begin Dataset rows
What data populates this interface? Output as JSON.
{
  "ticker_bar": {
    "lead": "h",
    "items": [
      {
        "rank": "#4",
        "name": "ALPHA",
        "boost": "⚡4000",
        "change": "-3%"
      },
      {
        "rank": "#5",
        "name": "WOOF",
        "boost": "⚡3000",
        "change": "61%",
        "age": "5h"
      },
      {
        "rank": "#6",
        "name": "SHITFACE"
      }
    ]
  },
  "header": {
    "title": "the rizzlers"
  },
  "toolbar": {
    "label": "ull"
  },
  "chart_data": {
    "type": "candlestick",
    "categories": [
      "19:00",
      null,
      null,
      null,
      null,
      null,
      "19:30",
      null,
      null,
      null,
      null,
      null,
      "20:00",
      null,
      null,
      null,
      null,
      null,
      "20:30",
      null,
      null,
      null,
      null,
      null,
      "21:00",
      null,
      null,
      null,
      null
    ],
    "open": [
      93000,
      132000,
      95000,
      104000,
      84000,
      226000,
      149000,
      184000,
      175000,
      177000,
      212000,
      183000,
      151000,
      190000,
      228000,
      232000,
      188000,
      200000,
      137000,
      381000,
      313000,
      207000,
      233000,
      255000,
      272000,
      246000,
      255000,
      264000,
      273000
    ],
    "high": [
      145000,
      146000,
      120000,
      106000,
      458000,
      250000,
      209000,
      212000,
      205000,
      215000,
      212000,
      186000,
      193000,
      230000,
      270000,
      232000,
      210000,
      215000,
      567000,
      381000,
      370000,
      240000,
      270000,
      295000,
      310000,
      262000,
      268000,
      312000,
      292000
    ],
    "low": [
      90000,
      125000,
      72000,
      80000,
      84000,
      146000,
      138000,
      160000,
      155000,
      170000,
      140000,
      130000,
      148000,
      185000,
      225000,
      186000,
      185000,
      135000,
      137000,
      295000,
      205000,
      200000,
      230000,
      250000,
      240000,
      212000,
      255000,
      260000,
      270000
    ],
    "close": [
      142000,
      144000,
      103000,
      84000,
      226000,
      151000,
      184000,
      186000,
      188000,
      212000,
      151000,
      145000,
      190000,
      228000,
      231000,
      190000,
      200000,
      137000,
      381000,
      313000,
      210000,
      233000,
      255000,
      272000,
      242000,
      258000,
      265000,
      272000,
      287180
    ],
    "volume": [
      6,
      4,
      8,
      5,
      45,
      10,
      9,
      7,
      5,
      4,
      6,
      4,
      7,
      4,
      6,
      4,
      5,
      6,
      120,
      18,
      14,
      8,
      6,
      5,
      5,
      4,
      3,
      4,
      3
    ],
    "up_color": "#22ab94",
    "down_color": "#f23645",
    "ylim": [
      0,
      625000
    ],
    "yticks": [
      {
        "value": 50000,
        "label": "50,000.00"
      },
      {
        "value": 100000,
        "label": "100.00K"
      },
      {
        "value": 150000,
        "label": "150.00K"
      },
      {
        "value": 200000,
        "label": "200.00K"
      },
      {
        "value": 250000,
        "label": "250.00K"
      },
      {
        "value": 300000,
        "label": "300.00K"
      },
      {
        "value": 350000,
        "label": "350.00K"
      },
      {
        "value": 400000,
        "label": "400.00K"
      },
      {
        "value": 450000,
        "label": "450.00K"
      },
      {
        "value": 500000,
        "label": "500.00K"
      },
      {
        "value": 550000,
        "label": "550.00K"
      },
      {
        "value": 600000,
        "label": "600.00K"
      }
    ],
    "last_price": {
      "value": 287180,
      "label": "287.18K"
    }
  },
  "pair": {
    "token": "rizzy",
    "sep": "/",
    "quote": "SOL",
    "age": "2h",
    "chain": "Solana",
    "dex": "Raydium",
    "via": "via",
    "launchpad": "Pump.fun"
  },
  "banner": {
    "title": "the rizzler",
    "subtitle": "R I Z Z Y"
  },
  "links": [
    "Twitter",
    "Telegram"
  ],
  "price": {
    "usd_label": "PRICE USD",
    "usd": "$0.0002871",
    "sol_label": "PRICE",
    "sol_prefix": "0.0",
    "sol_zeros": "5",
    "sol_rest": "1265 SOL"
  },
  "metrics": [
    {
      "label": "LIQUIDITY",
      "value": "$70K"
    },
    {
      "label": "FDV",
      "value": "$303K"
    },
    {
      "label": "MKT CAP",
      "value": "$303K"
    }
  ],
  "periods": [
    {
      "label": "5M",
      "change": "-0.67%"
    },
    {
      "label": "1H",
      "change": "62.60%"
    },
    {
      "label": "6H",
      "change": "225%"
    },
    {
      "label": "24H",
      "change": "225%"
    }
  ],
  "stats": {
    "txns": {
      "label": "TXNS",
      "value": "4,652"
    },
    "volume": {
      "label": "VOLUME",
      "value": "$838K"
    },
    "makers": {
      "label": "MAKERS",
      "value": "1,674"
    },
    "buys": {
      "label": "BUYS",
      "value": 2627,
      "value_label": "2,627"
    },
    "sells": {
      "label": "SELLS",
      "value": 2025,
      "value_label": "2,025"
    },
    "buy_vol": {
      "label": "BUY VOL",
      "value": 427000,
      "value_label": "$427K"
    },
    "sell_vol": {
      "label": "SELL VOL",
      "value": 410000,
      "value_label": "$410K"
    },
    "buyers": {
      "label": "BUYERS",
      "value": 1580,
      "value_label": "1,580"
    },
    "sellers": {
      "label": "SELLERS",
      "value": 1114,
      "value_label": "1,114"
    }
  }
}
end Dataset rows
- Work instructions -
Return all of the data word for word.

- Output of the exercise -
What data populates this interface? Output as JSON.
{
  "ticker_bar": {
    "lead": "h",
    "items": [
      {
        "rank": "#4",
        "name": "ALPHA",
        "boost": "⚡4000",
        "change": "-3%"
      },
      {
        "rank": "#5",
        "name": "WOOF",
        "boost": "⚡3000",
        "change": "61%",
        "age": "5h"
      },
      {
        "rank": "#6",
        "name": "SHITFACE"
      }
    ]
  },
  "header": {
    "title": "the rizzlers"
  },
  "toolbar": {
    "label": "ull"
  },
  "chart_data": {
    "type": "candlestick",
    "categories": [
      "19:00",
      null,
      null,
      null,
      null,
      null,
      "19:30",
      null,
      null,
      null,
      null,
      null,
      "20:00",
      null,
      null,
      null,
      null,
      null,
      "20:30",
      null,
      null,
      null,
      null,
      null,
      "21:00",
      null,
      null,
      null,
      null
    ],
    "open": [
      93000,
      132000,
      95000,
      104000,
      84000,
      226000,
      149000,
      184000,
      175000,
      177000,
      212000,
      183000,
      151000,
      190000,
      228000,
      232000,
      188000,
      200000,
      137000,
      381000,
      313000,
      207000,
      233000,
      255000,
      272000,
      246000,
      255000,
      264000,
      273000
    ],
    "high": [
      145000,
      146000,
      120000,
      106000,
      458000,
      250000,
      209000,
      212000,
      205000,
      215000,
      212000,
      186000,
      193000,
      230000,
      270000,
      232000,
      210000,
      215000,
      567000,
      381000,
      370000,
      240000,
      270000,
      295000,
      310000,
      262000,
      268000,
      312000,
      292000
    ],
    "low": [
      90000,
      125000,
      72000,
      80000,
      84000,
      146000,
      138000,
      160000,
      155000,
      170000,
      140000,
      130000,
      148000,
      185000,
      225000,
      186000,
      185000,
      135000,
      137000,
      295000,
      205000,
      200000,
      230000,
      250000,
      240000,
      212000,
      255000,
      260000,
      270000
    ],
    "close": [
      142000,
      144000,
      103000,
      84000,
      226000,
      151000,
      184000,
      186000,
      188000,
      212000,
      151000,
      145000,
      190000,
      228000,
      231000,
      190000,
      200000,
      137000,
      381000,
      313000,
      210000,
      233000,
      255000,
      272000,
      242000,
      258000,
      265000,
      272000,
      287180
    ],
    "volume": [
      6,
      4,
      8,
      5,
      45,
      10,
      9,
      7,
      5,
      4,
      6,
      4,
      7,
      4,
      6,
      4,
      5,
      6,
      120,
      18,
      14,
      8,
      6,
      5,
      5,
      4,
      3,
      4,
      3
    ],
    "up_color": "#22ab94",
    "down_color": "#f23645",
    "ylim": [
      0,
      625000
    ],
    "yticks": [
      {
        "value": 50000,
        "label": "50,000.00"
      },
      {
        "value": 100000,
        "label": "100.00K"
      },
      {
        "value": 150000,
        "label": "150.00K"
      },
      {
        "value": 200000,
        "label": "200.00K"
      },
      {
        "value": 250000,
        "label": "250.00K"
      },
      {
        "value": 300000,
        "label": "300.00K"
      },
      {
        "value": 350000,
        "label": "350.00K"
      },
      {
        "value": 400000,
        "label": "400.00K"
      },
      {
        "value": 450000,
        "label": "450.00K"
      },
      {
        "value": 500000,
        "label": "500.00K"
      },
      {
        "value": 550000,
        "label": "550.00K"
      },
      {
        "value": 600000,
        "label": "600.00K"
      }
    ],
    "last_price": {
      "value": 287180,
      "label": "287.18K"
    }
  },
  "pair": {
    "token": "rizzy",
    "sep": "/",
    "quote": "SOL",
    "age": "2h",
    "chain": "Solana",
    "dex": "Raydium",
    "via": "via",
    "launchpad": "Pump.fun"
  },
  "banner": {
    "title": "the rizzler",
    "subtitle": "R I Z Z Y"
  },
  "links": [
    "Twitter",
    "Telegram"
  ],
  "price": {
    "usd_label": "PRICE USD",
    "usd": "$0.0002871",
    "sol_label": "PRICE",
    "sol_prefix": "0.0",
    "sol_zeros": "5",
    "sol_rest": "1265 SOL"
  },
  "metrics": [
    {
      "label": "LIQUIDITY",
      "value": "$70K"
    },
    {
      "label": "FDV",
      "value": "$303K"
    },
    {
      "label": "MKT CAP",
      "value": "$303K"
    }
  ],
  "periods": [
    {
      "label": "5M",
      "change": "-0.67%"
    },
    {
      "label": "1H",
      "change": "62.60%"
    },
    {
      "label": "6H",
      "change": "225%"
    },
    {
      "label": "24H",
      "change": "225%"
    }
  ],
  "stats": {
    "txns": {
      "label": "TXNS",
      "value": "4,652"
    },
    "volume": {
      "label": "VOLUME",
      "value": "$838K"
    },
    "makers": {
      "label": "MAKERS",
      "value": "1,674"
    },
    "buys": {
      "label": "BUYS",
      "value": 2627,
      "value_label": "2,627"
    },
    "sells": {
      "label": "SELLS",
      "value": 2025,
      "value_label": "2,025"
    },
    "buy_vol": {
      "label": "BUY VOL",
      "value": 427000,
      "value_label": "$427K"
    },
    "sell_vol": {
      "label": "SELL VOL",
      "value": 410000,
      "value_label": "$410K"
    },
    "buyers": {
      "label": "BUYERS",
      "value": 1580,
      "value_label": "1,580"
    },
    "sellers": {
      "label": "SELLERS",
      "value": 1114,
      "value_label": "1,114"
    }
  }
}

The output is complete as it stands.